> **Exercise brief**
Format each line of the records below as a Markdown table with two columns, Row and Line, giving each row a number and skipping blank lines. Leave the pictures out of the table.

> **Available records**
====

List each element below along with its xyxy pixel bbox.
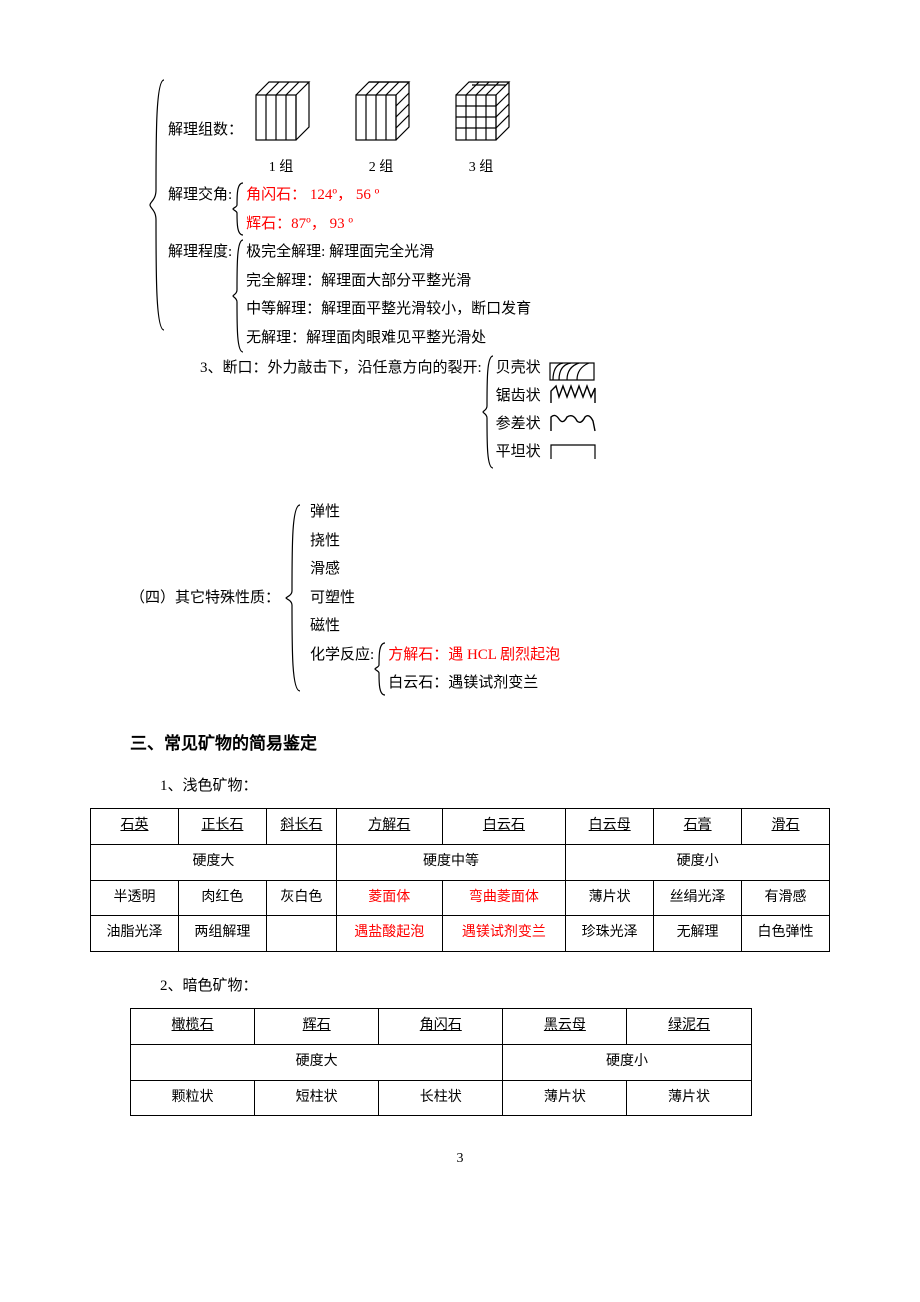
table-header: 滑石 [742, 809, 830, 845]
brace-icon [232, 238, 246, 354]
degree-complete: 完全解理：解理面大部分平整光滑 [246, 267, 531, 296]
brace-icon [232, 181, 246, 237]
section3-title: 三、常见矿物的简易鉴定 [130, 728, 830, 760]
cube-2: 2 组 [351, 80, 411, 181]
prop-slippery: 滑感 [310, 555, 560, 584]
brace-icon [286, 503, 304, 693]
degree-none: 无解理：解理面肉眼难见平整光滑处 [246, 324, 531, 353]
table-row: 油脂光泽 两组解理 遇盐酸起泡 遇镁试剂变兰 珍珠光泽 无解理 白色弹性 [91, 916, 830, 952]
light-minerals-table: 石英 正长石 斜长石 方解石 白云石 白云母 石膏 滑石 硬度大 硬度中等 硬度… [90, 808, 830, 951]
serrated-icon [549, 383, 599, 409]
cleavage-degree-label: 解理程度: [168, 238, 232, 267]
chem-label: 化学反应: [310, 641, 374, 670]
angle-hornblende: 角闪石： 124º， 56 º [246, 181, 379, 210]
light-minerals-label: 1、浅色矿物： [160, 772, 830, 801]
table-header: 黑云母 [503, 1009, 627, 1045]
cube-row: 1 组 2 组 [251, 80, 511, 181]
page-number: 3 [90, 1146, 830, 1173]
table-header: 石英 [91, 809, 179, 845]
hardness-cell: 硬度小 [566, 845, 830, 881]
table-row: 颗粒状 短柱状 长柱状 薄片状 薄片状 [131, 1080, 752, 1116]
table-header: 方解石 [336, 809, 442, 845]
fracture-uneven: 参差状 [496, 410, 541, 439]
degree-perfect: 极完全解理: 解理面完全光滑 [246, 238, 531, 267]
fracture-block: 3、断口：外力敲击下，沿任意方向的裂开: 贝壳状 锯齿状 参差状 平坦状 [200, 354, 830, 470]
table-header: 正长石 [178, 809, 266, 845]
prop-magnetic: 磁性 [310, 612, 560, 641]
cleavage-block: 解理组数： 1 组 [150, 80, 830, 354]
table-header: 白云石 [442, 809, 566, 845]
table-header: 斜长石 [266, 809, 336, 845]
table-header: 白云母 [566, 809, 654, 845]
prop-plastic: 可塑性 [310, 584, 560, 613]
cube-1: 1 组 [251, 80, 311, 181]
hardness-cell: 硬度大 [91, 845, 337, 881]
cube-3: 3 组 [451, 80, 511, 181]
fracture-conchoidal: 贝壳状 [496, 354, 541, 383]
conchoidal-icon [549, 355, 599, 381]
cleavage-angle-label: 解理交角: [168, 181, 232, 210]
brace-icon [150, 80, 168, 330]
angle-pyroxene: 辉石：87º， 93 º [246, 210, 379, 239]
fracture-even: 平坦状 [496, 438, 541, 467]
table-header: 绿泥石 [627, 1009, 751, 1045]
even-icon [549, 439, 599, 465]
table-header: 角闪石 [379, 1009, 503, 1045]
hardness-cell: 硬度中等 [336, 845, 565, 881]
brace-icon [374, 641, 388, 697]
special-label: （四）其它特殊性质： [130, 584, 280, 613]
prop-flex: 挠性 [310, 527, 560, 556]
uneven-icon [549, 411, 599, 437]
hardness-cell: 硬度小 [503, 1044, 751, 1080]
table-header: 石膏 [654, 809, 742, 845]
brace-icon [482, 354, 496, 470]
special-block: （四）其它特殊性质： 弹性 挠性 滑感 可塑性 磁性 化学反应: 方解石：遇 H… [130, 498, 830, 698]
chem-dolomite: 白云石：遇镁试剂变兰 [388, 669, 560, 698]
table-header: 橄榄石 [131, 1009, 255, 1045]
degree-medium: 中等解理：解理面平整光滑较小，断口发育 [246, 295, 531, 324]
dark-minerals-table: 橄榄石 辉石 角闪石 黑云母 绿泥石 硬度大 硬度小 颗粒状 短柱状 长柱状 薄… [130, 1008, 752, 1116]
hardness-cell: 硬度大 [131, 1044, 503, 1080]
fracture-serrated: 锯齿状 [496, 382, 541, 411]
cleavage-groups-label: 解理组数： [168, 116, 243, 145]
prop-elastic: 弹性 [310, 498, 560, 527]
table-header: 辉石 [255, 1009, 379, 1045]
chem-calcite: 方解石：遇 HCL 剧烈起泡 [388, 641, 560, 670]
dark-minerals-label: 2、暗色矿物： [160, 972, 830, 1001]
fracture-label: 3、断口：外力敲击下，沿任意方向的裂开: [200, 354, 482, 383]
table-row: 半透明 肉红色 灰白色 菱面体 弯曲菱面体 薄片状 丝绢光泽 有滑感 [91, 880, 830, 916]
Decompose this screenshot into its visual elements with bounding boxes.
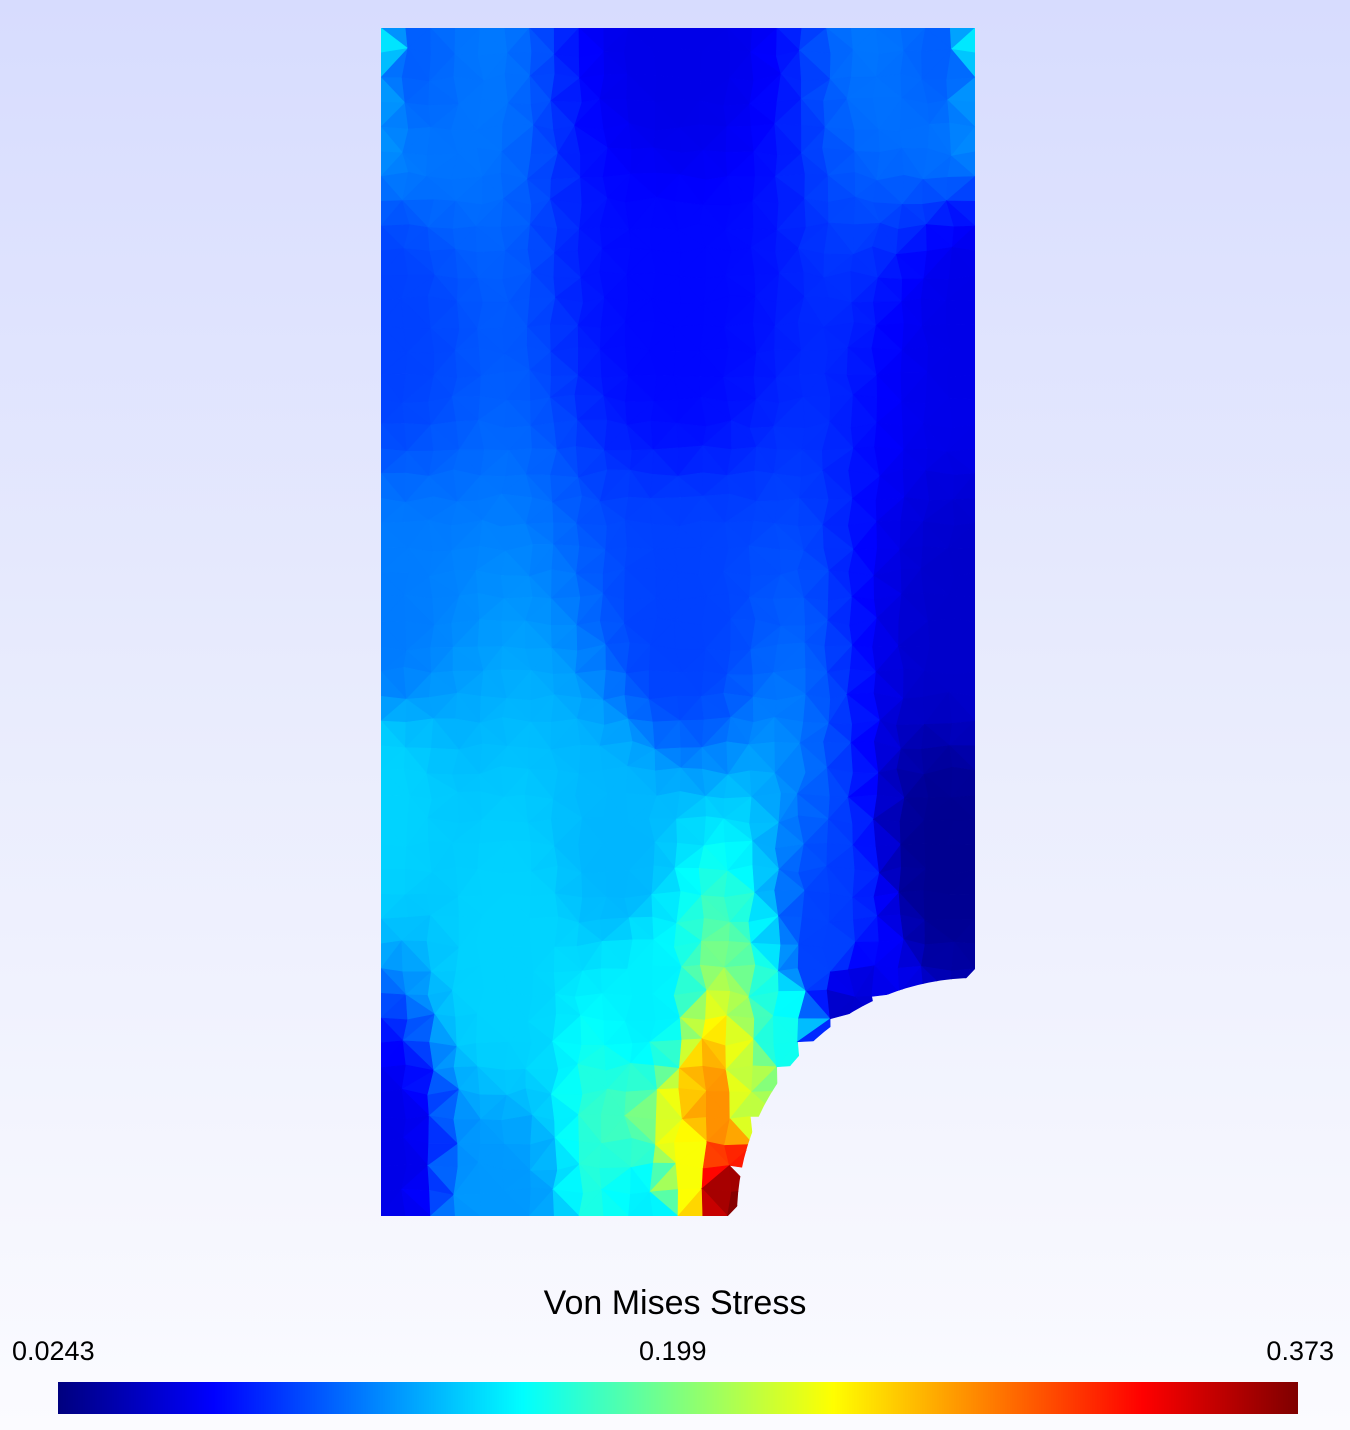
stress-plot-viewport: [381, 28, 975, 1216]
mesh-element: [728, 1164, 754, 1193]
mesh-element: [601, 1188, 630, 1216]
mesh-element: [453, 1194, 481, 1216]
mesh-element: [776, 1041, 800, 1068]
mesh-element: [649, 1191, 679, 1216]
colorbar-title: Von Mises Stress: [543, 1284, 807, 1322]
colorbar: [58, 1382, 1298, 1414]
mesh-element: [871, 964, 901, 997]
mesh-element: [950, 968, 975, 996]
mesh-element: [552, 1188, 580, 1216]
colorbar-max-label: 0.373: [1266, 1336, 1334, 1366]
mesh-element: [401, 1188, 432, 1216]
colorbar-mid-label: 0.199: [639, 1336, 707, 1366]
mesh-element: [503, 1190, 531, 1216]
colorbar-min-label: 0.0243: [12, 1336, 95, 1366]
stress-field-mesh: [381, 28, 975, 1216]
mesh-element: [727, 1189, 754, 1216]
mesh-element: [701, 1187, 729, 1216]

====

> **Output for this task**
| Row | Line |
|---|---|
| 1 | List each element below along with its xyxy pixel bbox. |
| 2 | table-header: 滑石 [742, 809, 830, 845] |
| 3 | brace-icon [232, 238, 246, 354] |
| 4 | degree-complete: 完全解理：解理面大部分平整光滑 [246, 267, 531, 296] |
| 5 | brace-icon [232, 181, 246, 237] |
| 6 | section3-title: 三、常见矿物的简易鉴定 [130, 728, 830, 760] |
| 7 | cube-2: 2 组 [351, 80, 411, 181] |
| 8 | prop-slippery: 滑感 [310, 555, 560, 584] |
| 9 | brace-icon [286, 503, 304, 693] |
| 10 | degree-none: 无解理：解理面肉眼难见平整光滑处 [246, 324, 531, 353] |
| 11 | table-row: 油脂光泽 两组解理 遇盐酸起泡 遇镁试剂变兰 珍珠光泽 无解理 白色弹性 [91, 916, 830, 952] |
| 12 | light-minerals-table: 石英 正长石 斜长石 方解石 白云石 白云母 石膏 滑石 硬度大 硬度中等 硬度… [90, 808, 830, 951] |
| 13 | serrated-icon [549, 383, 599, 409] |
| 14 | cleavage-degree-label: 解理程度: [168, 238, 232, 267] |
| 15 | chem-label: 化学反应: [310, 641, 374, 670] |
| 16 | angle-hornblende: 角闪石： 124º， 56 º [246, 181, 379, 210] |
| 17 | light-minerals-label: 1、浅色矿物： [160, 772, 830, 801] |
| 18 | table-header: 黑云母 [503, 1009, 627, 1045] |
| 19 | cube-row: 1 组 2 组 [251, 80, 511, 181] |
| 20 | page-number: 3 [90, 1146, 830, 1173] |
| 21 | table-header: 石英 [91, 809, 179, 845] |
| 22 | hardness-cell: 硬度小 [566, 845, 830, 881] |
| 23 | table-row: 颗粒状 短柱状 长柱状 薄片状 薄片状 [131, 1080, 752, 1116] |
| 24 | table-header: 方解石 [336, 809, 442, 845] |
| 25 | fracture-uneven: 参差状 [496, 410, 541, 439] |
| 26 | degree-perfect: 极完全解理: 解理面完全光滑 [246, 238, 531, 267] |
| 27 | fracture-block: 3、断口：外力敲击下，沿任意方向的裂开: 贝壳状 锯齿状 参差状 平坦状 [200, 354, 830, 470] |
| 28 | table-header: 正长石 [178, 809, 266, 845] |
| 29 | prop-magnetic: 磁性 [310, 612, 560, 641] |
| 30 | cleavage-block: 解理组数： 1 组 [150, 80, 830, 354] |
| 31 | table-header: 白云石 [442, 809, 566, 845] |
| 32 | table-header: 斜长石 [266, 809, 336, 845] |
| 33 | table-header: 白云母 [566, 809, 654, 845] |
| 34 | prop-plastic: 可塑性 [310, 584, 560, 613] |
| 35 | cube-1: 1 组 [251, 80, 311, 181] |
| 36 | hardness-cell: 硬度大 [91, 845, 337, 881] |
| 37 | cube-3: 3 组 [451, 80, 511, 181] |
| 38 | fracture-conchoidal: 贝壳状 [496, 354, 541, 383] |
| 39 | conchoidal-icon [549, 355, 599, 381] |
| 40 | cleavage-angle-label: 解理交角: [168, 181, 232, 210] |
| 41 | brace-icon [150, 80, 168, 330] |
| 42 | angle-pyroxene: 辉石：87º， 93 º [246, 210, 379, 239] |
| 43 | fracture-even: 平坦状 [496, 438, 541, 467] |
| 44 | table-header: 绿泥石 [627, 1009, 751, 1045] |
| 45 | even-icon [549, 439, 599, 465] |
| 46 | table-header: 角闪石 [379, 1009, 503, 1045] |
| 47 | hardness-cell: 硬度中等 [336, 845, 565, 881] |
| 48 | brace-icon [374, 641, 388, 697] |
| 49 | special-label: （四）其它特殊性质： [130, 584, 280, 613] |
| 50 | prop-flex: 挠性 [310, 527, 560, 556] |
| 51 | uneven-icon [549, 411, 599, 437] |
| 52 | hardness-cell: 硬度小 [503, 1044, 751, 1080] |
| 53 | table-header: 石膏 [654, 809, 742, 845] |
| 54 | brace-icon [482, 354, 496, 470] |
| 55 | special-block: （四）其它特殊性质： 弹性 挠性 滑感 可塑性 磁性 化学反应: 方解石：遇 H… [130, 498, 830, 698] |
| 56 | chem-dolomite: 白云石：遇镁试剂变兰 [388, 669, 560, 698] |
| 57 | table-header: 橄榄石 [131, 1009, 255, 1045] |
| 58 | degree-medium: 中等解理：解理面平整光滑较小，断口发育 [246, 295, 531, 324] |
| 59 | dark-minerals-table: 橄榄石 辉石 角闪石 黑云母 绿泥石 硬度大 硬度小 颗粒状 短柱状 长柱状 薄… [130, 1008, 752, 1116] |
| 60 | hardness-cell: 硬度大 [131, 1044, 503, 1080] |
| 61 | fracture-serrated: 锯齿状 [496, 382, 541, 411] |
| 62 | cleavage-groups-label: 解理组数： [168, 116, 243, 145] |
| 63 | prop-elastic: 弹性 [310, 498, 560, 527] |
| 64 | table-header: 辉石 [255, 1009, 379, 1045] |
| 65 | chem-calcite: 方解石：遇 HCL 剧烈起泡 [388, 641, 560, 670] |
| 66 | dark-minerals-label: 2、暗色矿物： [160, 972, 830, 1001] |
| 67 | fracture-label: 3、断口：外力敲击下，沿任意方向的裂开: [200, 354, 482, 383] |
| 68 | table-row: 半透明 肉红色 灰白色 菱面体 弯曲菱面体 薄片状 丝绢光泽 有滑感 [91, 880, 830, 916] |
| 69 | Decompose this screenshot into its visual elements with bounding boxes. |
| 70 | stress-plot-viewport: [381, 28, 975, 1216] |
| 71 | mesh-element: [728, 1164, 754, 1193] |
| 72 | mesh-element: [601, 1188, 630, 1216] |
| 73 | mesh-element: [453, 1194, 481, 1216] |
| 74 | mesh-element: [776, 1041, 800, 1068] |
| 75 | mesh-element: [649, 1191, 679, 1216] |
| 76 | colorbar-title: Von Mises Stress: [543, 1284, 807, 1322] |
| 77 | colorbar: [58, 1382, 1298, 1414] |
| 78 | mesh-element: [871, 964, 901, 997] |
| 79 | mesh-element: [950, 968, 975, 996] |
| 80 | mesh-element: [552, 1188, 580, 1216] |
| 81 | colorbar-max-label: 0.373: [1266, 1336, 1334, 1366] |
| 82 | mesh-element: [401, 1188, 432, 1216] |
| 83 | colorbar-mid-label: 0.199: [639, 1336, 707, 1366] |
| 84 | mesh-element: [503, 1190, 531, 1216] |
| 85 | colorbar-min-label: 0.0243: [12, 1336, 95, 1366] |
| 86 | stress-field-mesh: [381, 28, 975, 1216] |
| 87 | mesh-element: [727, 1189, 754, 1216] |
| 88 | mesh-element: [701, 1187, 729, 1216] |